• [Records for this exercise]

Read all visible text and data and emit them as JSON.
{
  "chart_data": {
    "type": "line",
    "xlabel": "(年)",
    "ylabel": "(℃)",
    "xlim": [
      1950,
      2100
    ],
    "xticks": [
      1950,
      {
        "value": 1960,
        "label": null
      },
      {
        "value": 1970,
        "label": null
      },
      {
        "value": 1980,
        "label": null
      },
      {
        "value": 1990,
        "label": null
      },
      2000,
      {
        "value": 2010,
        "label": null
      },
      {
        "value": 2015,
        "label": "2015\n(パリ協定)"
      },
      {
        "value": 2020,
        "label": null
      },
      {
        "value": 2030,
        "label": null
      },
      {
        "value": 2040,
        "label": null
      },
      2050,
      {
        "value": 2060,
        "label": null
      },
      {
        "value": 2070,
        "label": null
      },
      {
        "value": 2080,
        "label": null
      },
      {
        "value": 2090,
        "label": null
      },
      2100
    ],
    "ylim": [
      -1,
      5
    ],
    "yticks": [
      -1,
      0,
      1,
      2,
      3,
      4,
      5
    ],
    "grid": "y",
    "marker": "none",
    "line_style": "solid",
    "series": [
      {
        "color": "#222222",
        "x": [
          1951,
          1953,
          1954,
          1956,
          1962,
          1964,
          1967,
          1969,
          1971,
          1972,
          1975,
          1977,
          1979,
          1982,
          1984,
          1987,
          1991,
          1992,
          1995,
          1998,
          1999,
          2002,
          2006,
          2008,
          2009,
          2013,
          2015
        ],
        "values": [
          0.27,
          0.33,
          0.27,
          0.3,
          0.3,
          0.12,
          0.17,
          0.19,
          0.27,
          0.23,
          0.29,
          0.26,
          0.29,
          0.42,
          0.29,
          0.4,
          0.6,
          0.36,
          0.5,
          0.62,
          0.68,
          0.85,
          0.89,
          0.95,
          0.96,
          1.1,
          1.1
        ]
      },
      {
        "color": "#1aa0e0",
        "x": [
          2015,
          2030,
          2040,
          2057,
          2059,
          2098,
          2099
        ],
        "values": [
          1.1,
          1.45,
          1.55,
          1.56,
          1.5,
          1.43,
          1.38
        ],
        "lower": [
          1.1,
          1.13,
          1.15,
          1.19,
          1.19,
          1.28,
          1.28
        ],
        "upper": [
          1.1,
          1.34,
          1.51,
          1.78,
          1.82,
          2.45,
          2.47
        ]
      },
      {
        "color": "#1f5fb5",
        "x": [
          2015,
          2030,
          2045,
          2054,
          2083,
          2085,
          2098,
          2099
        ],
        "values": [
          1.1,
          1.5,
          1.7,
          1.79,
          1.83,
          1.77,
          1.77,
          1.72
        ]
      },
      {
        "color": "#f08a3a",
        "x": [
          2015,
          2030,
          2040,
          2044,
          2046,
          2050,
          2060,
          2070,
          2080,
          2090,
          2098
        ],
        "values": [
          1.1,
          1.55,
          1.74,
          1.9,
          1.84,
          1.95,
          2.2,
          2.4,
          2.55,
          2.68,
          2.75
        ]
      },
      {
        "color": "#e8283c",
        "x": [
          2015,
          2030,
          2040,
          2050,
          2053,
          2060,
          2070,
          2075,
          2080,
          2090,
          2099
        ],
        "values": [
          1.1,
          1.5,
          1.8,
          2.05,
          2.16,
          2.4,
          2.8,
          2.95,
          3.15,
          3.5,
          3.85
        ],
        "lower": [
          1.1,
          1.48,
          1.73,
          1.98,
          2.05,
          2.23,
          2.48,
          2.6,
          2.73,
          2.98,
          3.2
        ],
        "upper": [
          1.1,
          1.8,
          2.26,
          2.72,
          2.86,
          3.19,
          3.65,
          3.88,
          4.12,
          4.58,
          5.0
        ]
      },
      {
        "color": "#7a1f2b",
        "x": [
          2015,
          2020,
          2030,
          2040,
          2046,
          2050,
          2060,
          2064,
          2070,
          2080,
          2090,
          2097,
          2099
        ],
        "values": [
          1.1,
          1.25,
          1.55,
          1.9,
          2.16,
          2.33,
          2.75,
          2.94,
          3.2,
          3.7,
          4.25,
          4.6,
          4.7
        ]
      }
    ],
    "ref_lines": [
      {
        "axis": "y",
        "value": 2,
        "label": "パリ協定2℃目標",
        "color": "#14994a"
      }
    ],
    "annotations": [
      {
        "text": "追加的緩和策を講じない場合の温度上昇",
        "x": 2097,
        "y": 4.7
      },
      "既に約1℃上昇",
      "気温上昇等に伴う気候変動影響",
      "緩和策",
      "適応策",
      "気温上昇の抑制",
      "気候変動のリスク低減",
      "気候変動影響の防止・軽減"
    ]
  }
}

• [Aim]
Extract every record. Keep wording exact.

• [Exercise result]
Read all visible text and data and emit them as JSON.
{
  "chart_data": {
    "type": "line",
    "xlabel": "(年)",
    "ylabel": "(℃)",
    "xlim": [
      1950,
      2100
    ],
    "xticks": [
      1950,
      {
        "value": 1960,
        "label": null
      },
      {
        "value": 1970,
        "label": null
      },
      {
        "value": 1980,
        "label": null
      },
      {
        "value": 1990,
        "label": null
      },
      2000,
      {
        "value": 2010,
        "label": null
      },
      {
        "value": 2015,
        "label": "2015\n(パリ協定)"
      },
      {
        "value": 2020,
        "label": null
      },
      {
        "value": 2030,
        "label": null
      },
      {
        "value": 2040,
        "label": null
      },
      2050,
      {
        "value": 2060,
        "label": null
      },
      {
        "value": 2070,
        "label": null
      },
      {
        "value": 2080,
        "label": null
      },
      {
        "value": 2090,
        "label": null
      },
      2100
    ],
    "ylim": [
      -1,
      5
    ],
    "yticks": [
      -1,
      0,
      1,
      2,
      3,
      4,
      5
    ],
    "grid": "y",
    "marker": "none",
    "line_style": "solid",
    "series": [
      {
        "color": "#222222",
        "x": [
          1951,
          1953,
          1954,
          1956,
          1962,
          1964,
          1967,
          1969,
          1971,
          1972,
          1975,
          1977,
          1979,
          1982,
          1984,
          1987,
          1991,
          1992,
          1995,
          1998,
          1999,
          2002,
          2006,
          2008,
          2009,
          2013,
          2015
        ],
        "values": [
          0.27,
          0.33,
          0.27,
          0.3,
          0.3,
          0.12,
          0.17,
          0.19,
          0.27,
          0.23,
          0.29,
          0.26,
          0.29,
          0.42,
          0.29,
          0.4,
          0.6,
          0.36,
          0.5,
          0.62,
          0.68,
          0.85,
          0.89,
          0.95,
          0.96,
          1.1,
          1.1
        ]
      },
      {
        "color": "#1aa0e0",
        "x": [
          2015,
          2030,
          2040,
          2057,
          2059,
          2098,
          2099
        ],
        "values": [
          1.1,
          1.45,
          1.55,
          1.56,
          1.5,
          1.43,
          1.38
        ],
        "lower": [
          1.1,
          1.13,
          1.15,
          1.19,
          1.19,
          1.28,
          1.28
        ],
        "upper": [
          1.1,
          1.34,
          1.51,
          1.78,
          1.82,
          2.45,
          2.47
        ]
      },
      {
        "color": "#1f5fb5",
        "x": [
          2015,
          2030,
          2045,
          2054,
          2083,
          2085,
          2098,
          2099
        ],
        "values": [
          1.1,
          1.5,
          1.7,
          1.79,
          1.83,
          1.77,
          1.77,
          1.72
        ]
      },
      {
        "color": "#f08a3a",
        "x": [
          2015,
          2030,
          2040,
          2044,
          2046,
          2050,
          2060,
          2070,
          2080,
          2090,
          2098
        ],
        "values": [
          1.1,
          1.55,
          1.74,
          1.9,
          1.84,
          1.95,
          2.2,
          2.4,
          2.55,
          2.68,
          2.75
        ]
      },
      {
        "color": "#e8283c",
        "x": [
          2015,
          2030,
          2040,
          2050,
          2053,
          2060,
          2070,
          2075,
          2080,
          2090,
          2099
        ],
        "values": [
          1.1,
          1.5,
          1.8,
          2.05,
          2.16,
          2.4,
          2.8,
          2.95,
          3.15,
          3.5,
          3.85
        ],
        "lower": [
          1.1,
          1.48,
          1.73,
          1.98,
          2.05,
          2.23,
          2.48,
          2.6,
          2.73,
          2.98,
          3.2
        ],
        "upper": [
          1.1,
          1.8,
          2.26,
          2.72,
          2.86,
          3.19,
          3.65,
          3.88,
          4.12,
          4.58,
          5.0
        ]
      },
      {
        "color": "#7a1f2b",
        "x": [
          2015,
          2020,
          2030,
          2040,
          2046,
          2050,
          2060,
          2064,
          2070,
          2080,
          2090,
          2097,
          2099
        ],
        "values": [
          1.1,
          1.25,
          1.55,
          1.9,
          2.16,
          2.33,
          2.75,
          2.94,
          3.2,
          3.7,
          4.25,
          4.6,
          4.7
        ]
      }
    ],
    "ref_lines": [
      {
        "axis": "y",
        "value": 2,
        "label": "パリ協定2℃目標",
        "color": "#14994a"
      }
    ],
    "annotations": [
      {
        "text": "追加的緩和策を講じない場合の温度上昇",
        "x": 2097,
        "y": 4.7
      },
      "既に約1℃上昇",
      "気温上昇等に伴う気候変動影響",
      "緩和策",
      "適応策",
      "気温上昇の抑制",
      "気候変動のリスク低減",
      "気候変動影響の防止・軽減"
    ]
  }
}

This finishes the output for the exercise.